Pick out the lines containing "Enter".

## BEGIN INPUT DATA

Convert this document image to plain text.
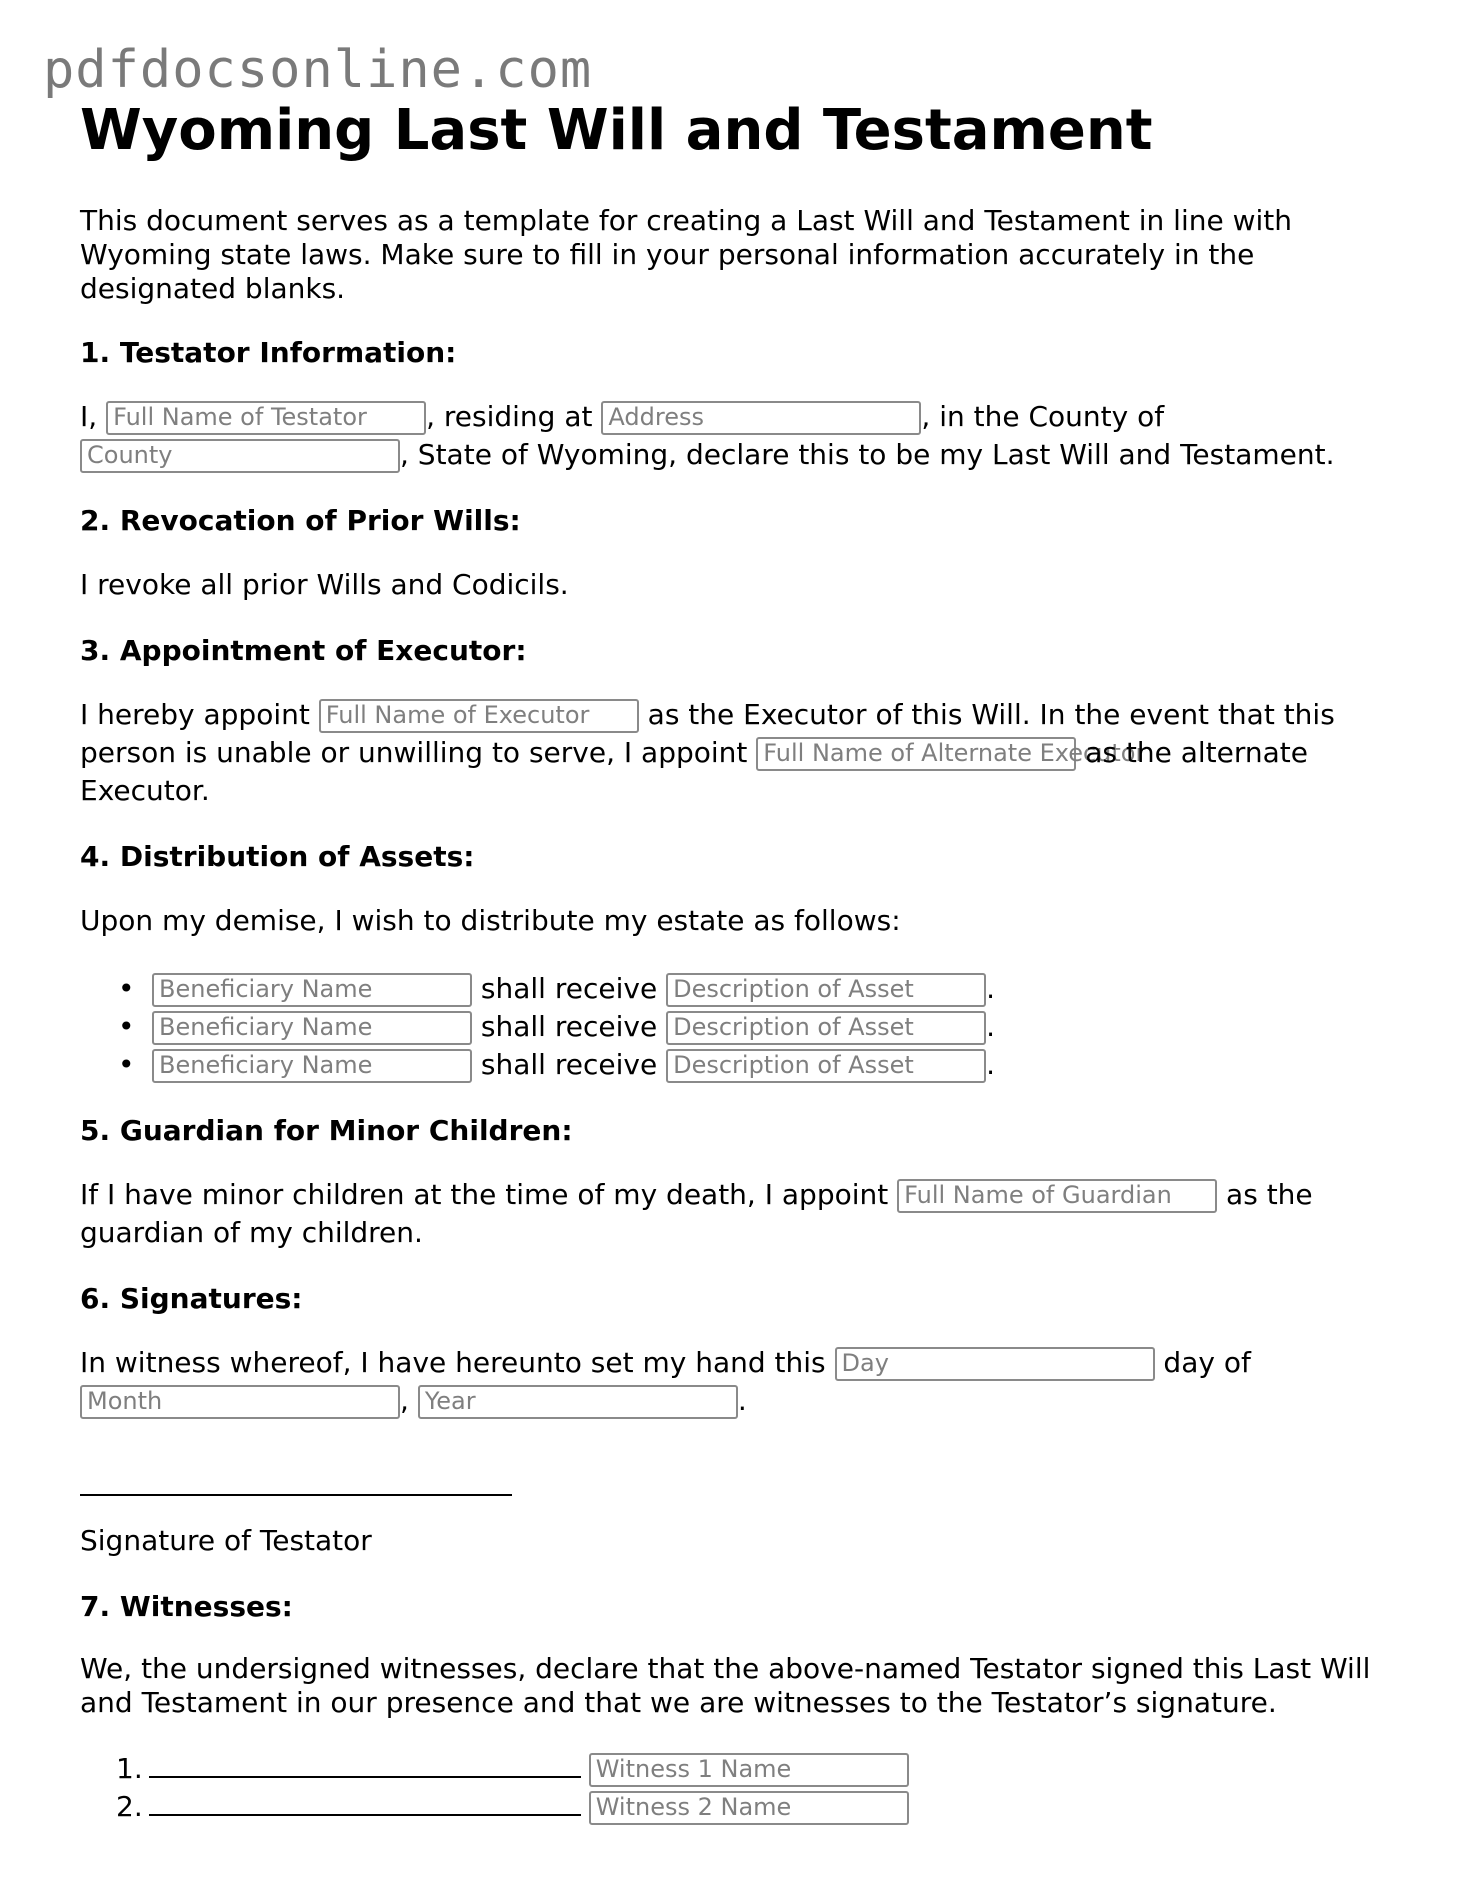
pdfdocsonline.com
Wyoming Last Will and Testament

This document serves as a template for creating a Last Will and Testament in line with Wyoming state laws. Make sure to fill in your personal information accurately in the designated blanks.

1. Testator Information:

I, Full Name of Testator , residing at Address	, in the County of
County	, State of Wyoming, declare this to be my Last Will and Testament.

2. Revocation of Prior Wills:

I revoke all prior Wills and Codicils.

3. Appointment of Executor:

I hereby appoint Full Name of Executor as the Executor of this Will. In the event that this person is unable or unwilling to serve, I appoint Full Name of Alternate Executor as the alternate Executor.

4. Distribution of Assets:

Upon my demise, I wish to distribute my estate as follows:

• Beneficiary Name	shall receive Description of Asset	.
• Beneficiary Name	shall receive Description of Asset	.
• Beneficiary Name	shall receive Description of Asset	.
5. Guardian for Minor Children:

If I have minor children at the time of my death, I appoint Full Name of Guardian as the guardian of my children.

6. Signatures:

In witness whereof, I have hereunto set my hand this Day	day of
Month	, Year	.

Signature of Testator

7. Witnesses:

We, the undersigned witnesses, declare that the above-named Testator signed this Last Will and Testament in our presence and that we are witnesses to the Testator’s signature.

1.	Witness 1 Name
2.	Witness 2 Name
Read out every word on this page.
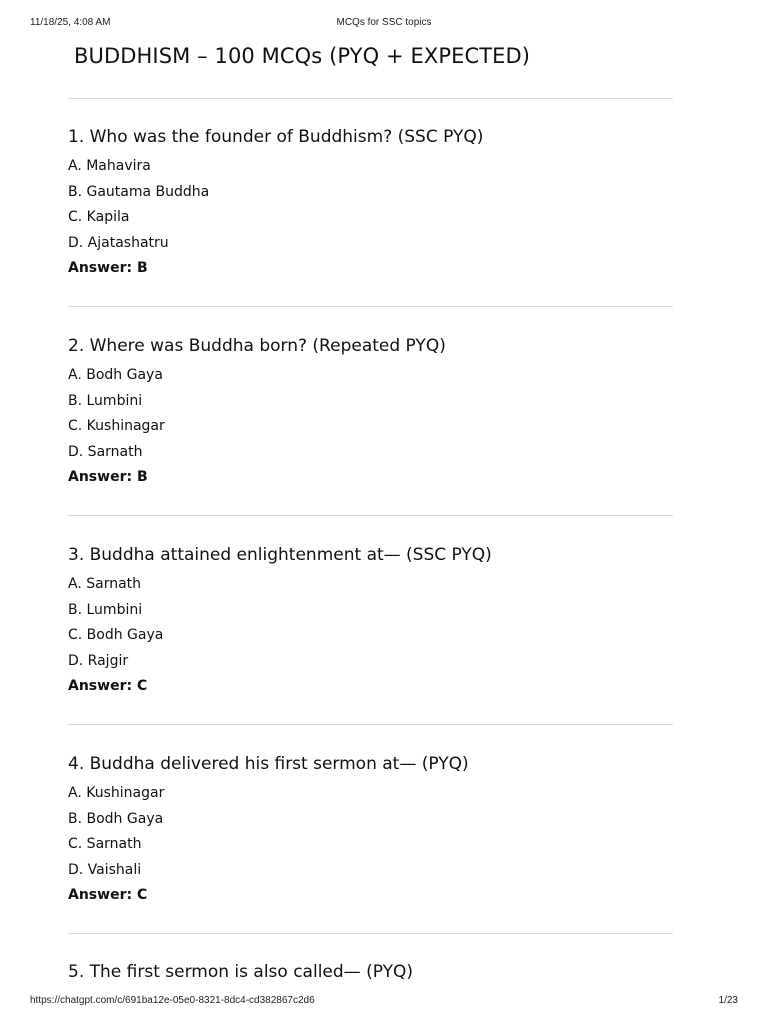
11/18/25, 4:08 AM	MCQs for SSC topics
BUDDHISM – 100 MCQs (PYQ + EXPECTED)
1. Who was the founder of Buddhism? (SSC PYQ)
A. Mahavira
B. Gautama Buddha
C. Kapila
D. Ajatashatru
Answer: B
2. Where was Buddha born? (Repeated PYQ)
A. Bodh Gaya
B. Lumbini
C. Kushinagar
D. Sarnath
Answer: B
3. Buddha attained enlightenment at— (SSC PYQ)
A. Sarnath
B. Lumbini
C. Bodh Gaya
D. Rajgir
Answer: C
4. Buddha delivered his first sermon at— (PYQ)
A. Kushinagar
B. Bodh Gaya
C. Sarnath
D. Vaishali
Answer: C
5. The first sermon is also called— (PYQ)
https://chatgpt.com/c/691ba12e-05e0-8321-8dc4-cd382867c2d6	1/23
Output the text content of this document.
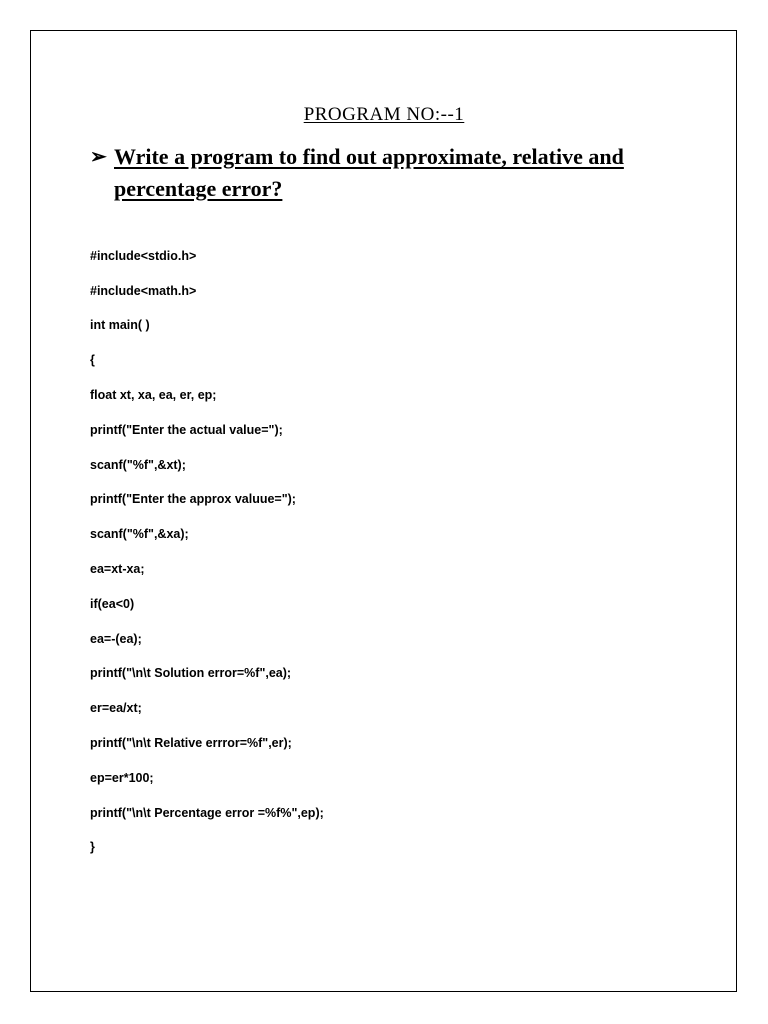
PROGRAM NO:--1
➢ Write a program to find out approximate, relative and
percentage error?
#include<stdio.h>
#include<math.h>
int main( )
{
float xt, xa, ea, er, ep;
printf("Enter the actual value=");
scanf("%f",&xt);
printf("Enter the approx valuue=");
scanf("%f",&xa);
ea=xt-xa;
if(ea<0)
ea=-(ea);
printf("\n\t Solution error=%f",ea);
er=ea/xt;
printf("\n\t Relative errror=%f",er);
ep=er*100;
printf("\n\t Percentage error =%f%",ep);
}
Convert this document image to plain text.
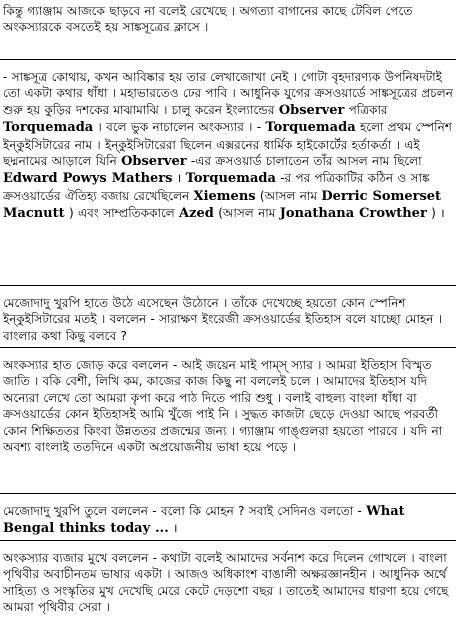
কিন্তু গ্যাঞ্জাম আজকে ছাড়বে না বলেই রেখেছে । অগত্যা বাগানের কাছে টেবিল পেতে অংকস্যারকে বসতেই হয় সাঙ্কসূত্রের ক্লাসে ।

- সাঙ্কসূত্র কোথায়, কখন আবিষ্কার হয় তার লেখাজোখা নেই । গোটা বৃহদারণ্যক উপনিষদটাই তো একটা কথার ধাঁধা । মহাভারতেও ঢের পাবি । আধুনিক যুগের ক্রসওয়ার্ডে সাঙ্কসূত্রের প্রচলন শুরু হয় কুড়ির দশকের মাঝামাঝি । চালু করেন ইংল্যান্ডের Observer পত্রিকার Torquemada । বলে ভুক নাচালেন অংকস্যার । - Torquemada হলো প্রথম স্পেনিশ ইন্কুইসিটারের নাম । ইন্কুইসিটারেরা ছিলেন এক্সরনের ধার্মিক হাইকোর্টের হর্তাকর্তা । এই ছদ্মনামের আড়ালে যিনি Observer -এর ক্রসওয়ার্ড চালাতেন তাঁর আসল নাম ছিলো Edward Powys Mathers । Torquemada -র পর পত্রিকাটির কঠিন ও সাঙ্ক ক্রসওয়ার্ডের ঐতিহ্য বজায় রেখেছিলেন Xiemens (আসল নাম Derric Somerset Macnutt ) এবং সাম্প্রতিককালে Azed (আসল নাম Jonathana Crowther ) ।

মেজোদাদু খুরপি হাতে উঠে এসেছেন উঠোনে । তাঁকে দেখেচ্ছে হয়তো কোন স্পেনিশ ইন্কুইসিটারের মতই । বললেন - সারাক্ষণ ইংরেজী ক্রসওয়ার্ডের ইতিহাস বলে যাচ্ছো মোহন । বাংলার কথা কিছু বলবে ?

অংকস্যার হাত জোড় করে বললেন - আই জয়েন মাই পাম্স্ স্যার । আমরা ইতিহাস বিস্মৃত জাতি । বকি বেশী, লিখি কম, কাজের কাজ কিছু না বললেই চলে । আমাদের ইতিহাস যদি অন্যেরা লেখে তো আমরা কৃপা করে পাঠ দিতে পারি শুধু । বলাই বাহুল্য বাংলা ধাঁধা বা ক্রসওয়ার্ডের কোন ইতিহাসই আমি খুঁজে পাই নি । সুদ্ধত কাজটা ছেড়ে দেওয়া আছে পরবর্তী কোন শিক্ষিততর কিংবা উন্নততর প্রজন্মের জন্য । গ্যাঞ্জাম গাঙ্গুলরা হয়তো পারবে । যদি না অবশ্য বাংলাই ততদিনে একটা অপ্রয়োজনীয় ভাষা হয়ে পড়ে ।

মেজোদাদু খুরপি তুলে বললেন - বলো কি মোহন ? সবাই সেদিনও বলতো - What Bengal thinks today ... ।

অংকস্যার ব্যজার মুখে বললেন - কথাটা বলেই আমাদের সর্বনাশ করে দিলেন গোখলে । বাংলা পৃথিবীর অবাচীনতম ভাষার একটা । আজও অধিকাংশ বাঙালী অক্ষরজ্ঞানহীন । আধুনিক অর্থে সাহিত্য ও সংস্কৃতির মুখ দেখেছি মেরে কেটে দেড়শো বছর । তাতেই আমাদের ধারণা হয়ে গেছে আমরা পৃথিবীর সেরা ।
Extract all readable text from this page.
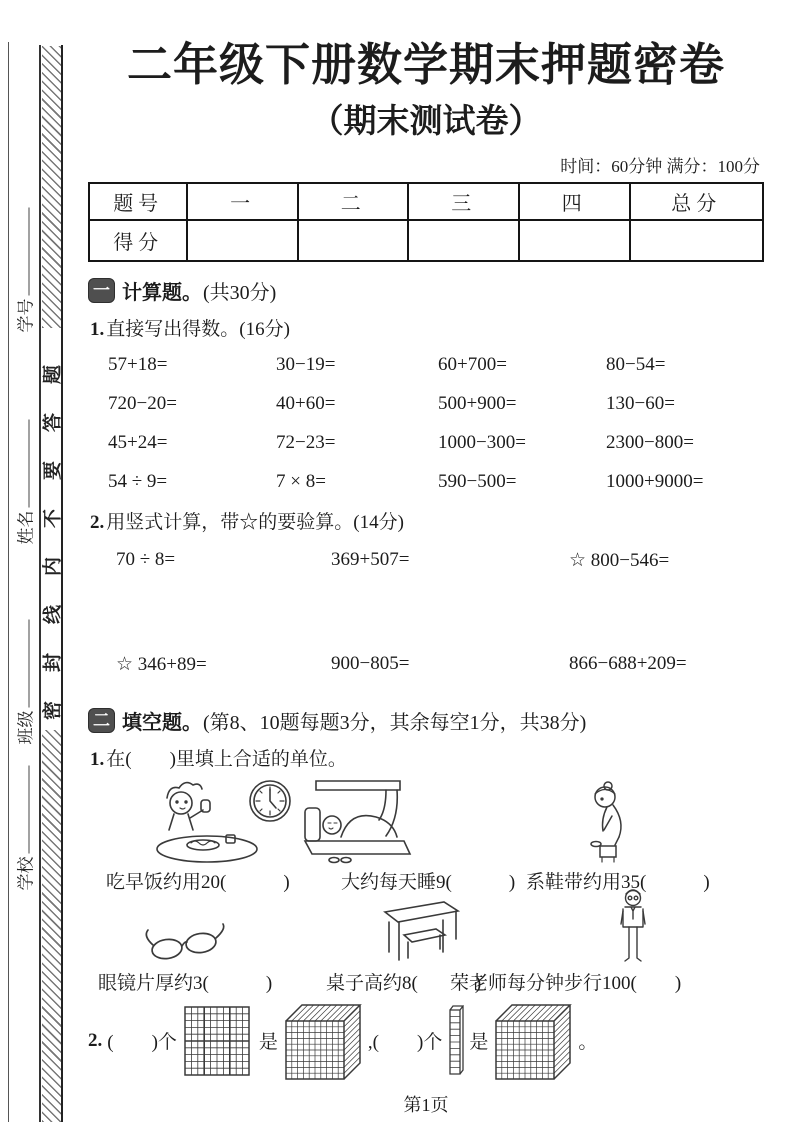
密封线内不要答题
学号
姓名
班级
学校
二年级下册数学期末押题密卷
（期末测试卷）
时间：60分钟 满分：100分
题号	一	二	三	四	总分
得分					
一 计算题。 (共30分)
1. 直接写出得数。(16分)
57+18=	30−19=	60+700=	80−54=
720−20=	40+60=	500+900=	130−60=
45+24=	72−23=	1000−300=	2300−800=
54 ÷ 9=	7 × 8=	590−500=	1000+9000=
2. 用竖式计算，带☆的要验算。(14分)
70 ÷ 8=	369+507=	☆ 800−546=
☆ 346+89=	900−805=	866−688+209=
二 填空题。 (第8、10题每题3分，其余每空1分，共38分)
1. 在(　　)里填上合适的单位。
吃早饭约用20(　　　)	大约每天睡9(　　　) 系鞋带约用35(　　　)
眼镜片厚约3(　　　)	桌子高约8(　　　)
荣老师每分钟步行100(　　)
2. (　　)个	是	,(　　)个 是	。
第1页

## END INPUT DATA

EXERCISE ANSWER
printf("Enter the actual value=");
printf("Enter the approx valuue=");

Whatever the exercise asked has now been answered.